* **PROBLEM**:
What is the number of lines containing "bean"? Give only that number.

* **GIVEN DATA**:
----
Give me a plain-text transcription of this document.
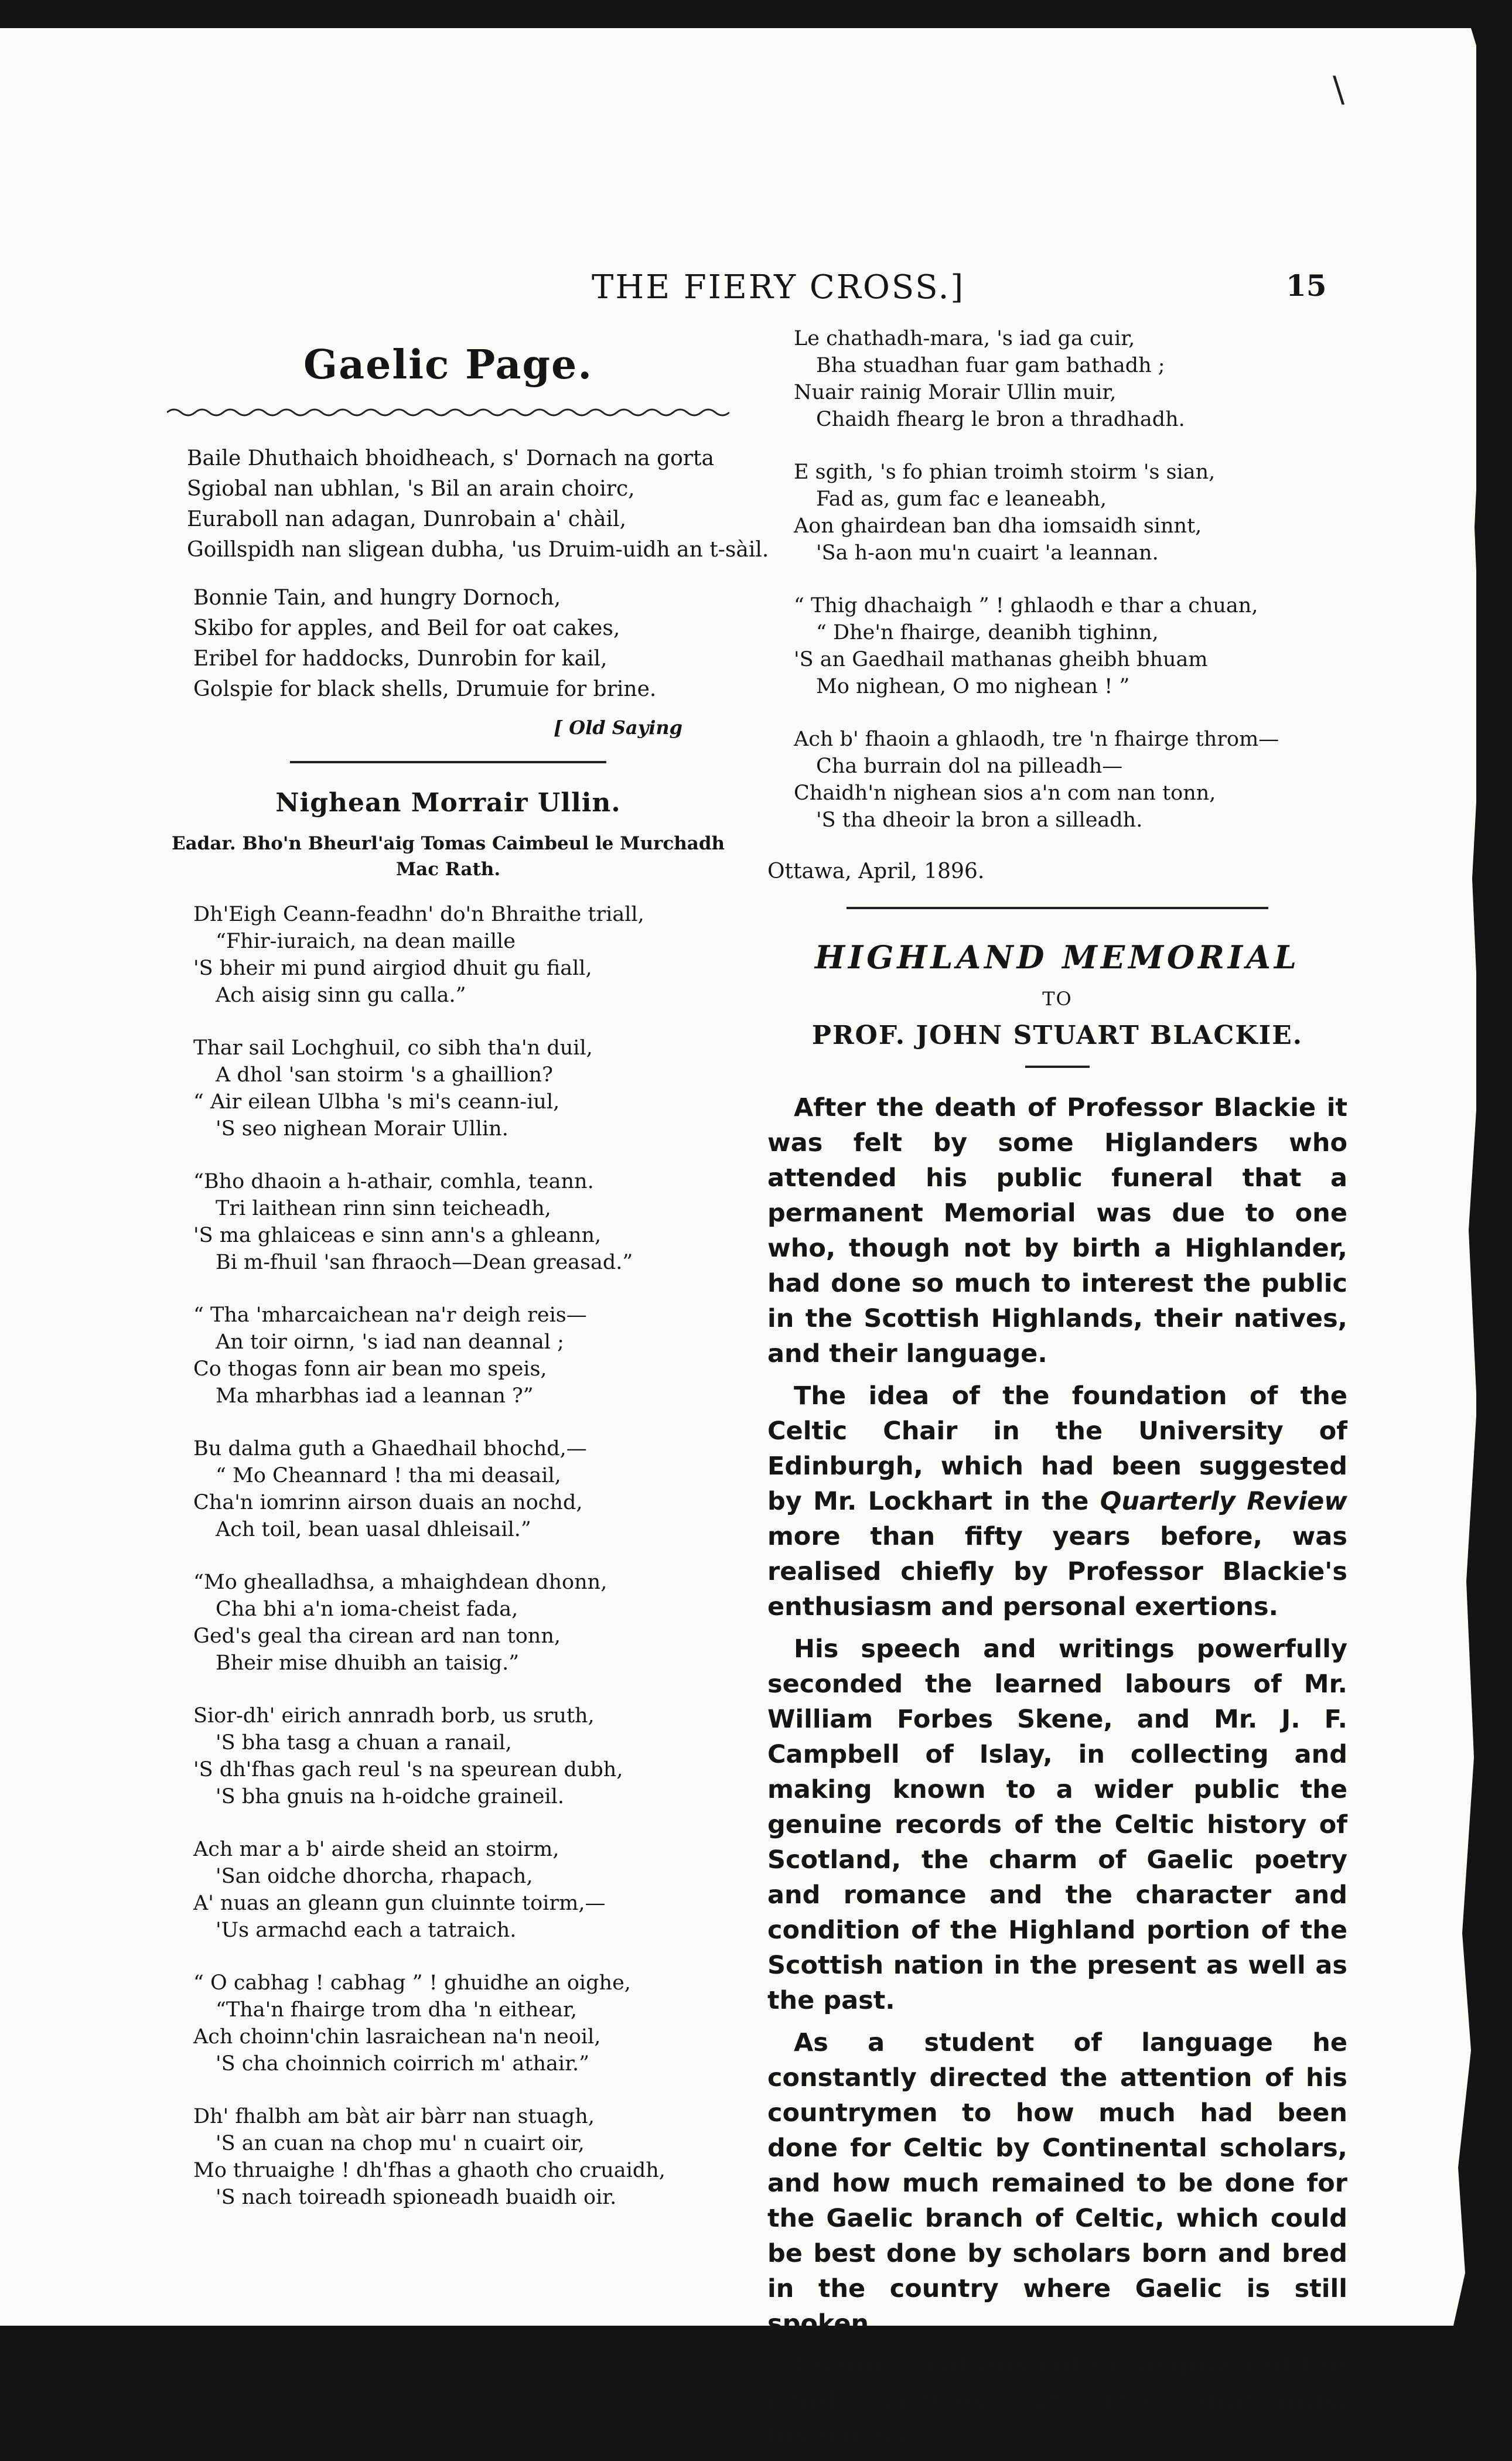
\
THE FIERY CROSS.]	15
Gaelic Page.
Baile Dhuthaich bhoidheach, s' Dornach na gorta
Sgiobal nan ubhlan, 's Bil an arain choirc,
Euraboll nan adagan, Dunrobain a' chàil,
Goillspidh nan sligean dubha, 'us Druim-uidh an t-sàil.
Bonnie Tain, and hungry Dornoch,
Skibo for apples, and Beil for oat cakes,
Eribel for haddocks, Dunrobin for kail,
Golspie for black shells, Drumuie for brine.
[ Old Saying
Nighean Morrair Ullin.
Eadar. Bho'n Bheurl'aig Tomas Caimbeul le Murchadh Mac Rath.
Dh'Eigh Ceann-feadhn' do'n Bhraithe triall,
“Fhir-iuraich, na dean maille
'S bheir mi pund airgiod dhuit gu fiall,
Ach aisig sinn gu calla.”
Thar sail Lochghuil, co sibh tha'n duil,
A dhol 'san stoirm 's a ghaillion?
“ Air eilean Ulbha 's mi's ceann-iul,
'S seo nighean Morair Ullin.
“Bho dhaoin a h-athair, comhla, teann.
Tri laithean rinn sinn teicheadh,
'S ma ghlaiceas e sinn ann's a ghleann,
Bi m-fhuil 'san fhraoch—Dean greasad.”
“ Tha 'mharcaichean na'r deigh reis—
An toir oirnn, 's iad nan deannal ;
Co thogas fonn air bean mo speis,
Ma mharbhas iad a leannan ?”
Bu dalma guth a Ghaedhail bhochd,—
“ Mo Cheannard ! tha mi deasail,
Cha'n iomrinn airson duais an nochd,
Ach toil, bean uasal dhleisail.”
“Mo ghealladhsa, a mhaighdean dhonn,
Cha bhi a'n ioma-cheist fada,
Ged's geal tha cirean ard nan tonn,
Bheir mise dhuibh an taisig.”
Sior-dh' eirich annradh borb, us sruth,
'S bha tasg a chuan a ranail,
'S dh'fhas gach reul 's na speurean dubh,
'S bha gnuis na h-oidche graineil.
Ach mar a b' airde sheid an stoirm,
'San oidche dhorcha, rhapach,
A' nuas an gleann gun cluinnte toirm,—
'Us armachd each a tatraich.
“ O cabhag ! cabhag ” ! ghuidhe an oighe,
“Tha'n fhairge trom dha 'n eithear,
Ach choinn'chin lasraichean na'n neoil,
'S cha choinnich coirrich m' athair.”
Dh' fhalbh am bàt air bàrr nan stuagh,
'S an cuan na chop mu' n cuairt oir,
Mo thruaighe ! dh'fhas a ghaoth cho cruaidh,
'S nach toireadh spioneadh buaidh oir.
Le chathadh-mara, 's iad ga cuir,
Bha stuadhan fuar gam bathadh ;
Nuair rainig Morair Ullin muir,
Chaidh fhearg le bron a thradhadh.
E sgith, 's fo phian troimh stoirm 's sian,
Fad as, gum fac e leaneabh,
Aon ghairdean ban dha iomsaidh sinnt,
'Sa h-aon mu'n cuairt 'a leannan.
“ Thig dhachaigh ” ! ghlaodh e thar a chuan,
“ Dhe'n fhairge, deanibh tighinn,
'S an Gaedhail mathanas gheibh bhuam
Mo nighean, O mo nighean ! ”
Ach b' fhaoin a ghlaodh, tre 'n fhairge throm—
Cha burrain dol na pilleadh—
Chaidh'n nighean sios a'n com nan tonn,
'S tha dheoir la bron a silleadh.
Ottawa, April, 1896.
HIGHLAND MEMORIAL
TO
PROF. JOHN STUART BLACKIE.

After the death of Professor Blackie it was felt by some Higlanders who attended his public funeral that a permanent Memorial was due to one who, though not by birth a Highlander, had done so much to interest the public in the Scottish Highlands, their natives, and their language.

The idea of the foundation of the Celtic Chair in the University of Edinburgh, which had been suggested by Mr. Lockhart in the Quarterly Review more than fifty years before, was realised chiefly by Professor Blackie's enthusiasm and personal exertions.

His speech and writings powerfully seconded the learned labours of Mr. William Forbes Skene, and Mr. J. F. Campbell of Islay, in collecting and making known to a wider public the genuine records of the Celtic history of Scotland, the charm of Gaelic poetry and romance and the character and condition of the Highland portion of the Scottish nation in the present as well as the past.

As a student of language he constantly directed the attention of his countrymen to how much had been done for Celtic by Continental scholars, and how much remained to be done for the Gaelic branch of Celtic, which could be best done by scholars born and bred in the country where Gaelic is still spoken.

Communications with Glasgow and the chief centres of the Highlands, Inverness,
----
* **EXERCISE OUTPUT**:
2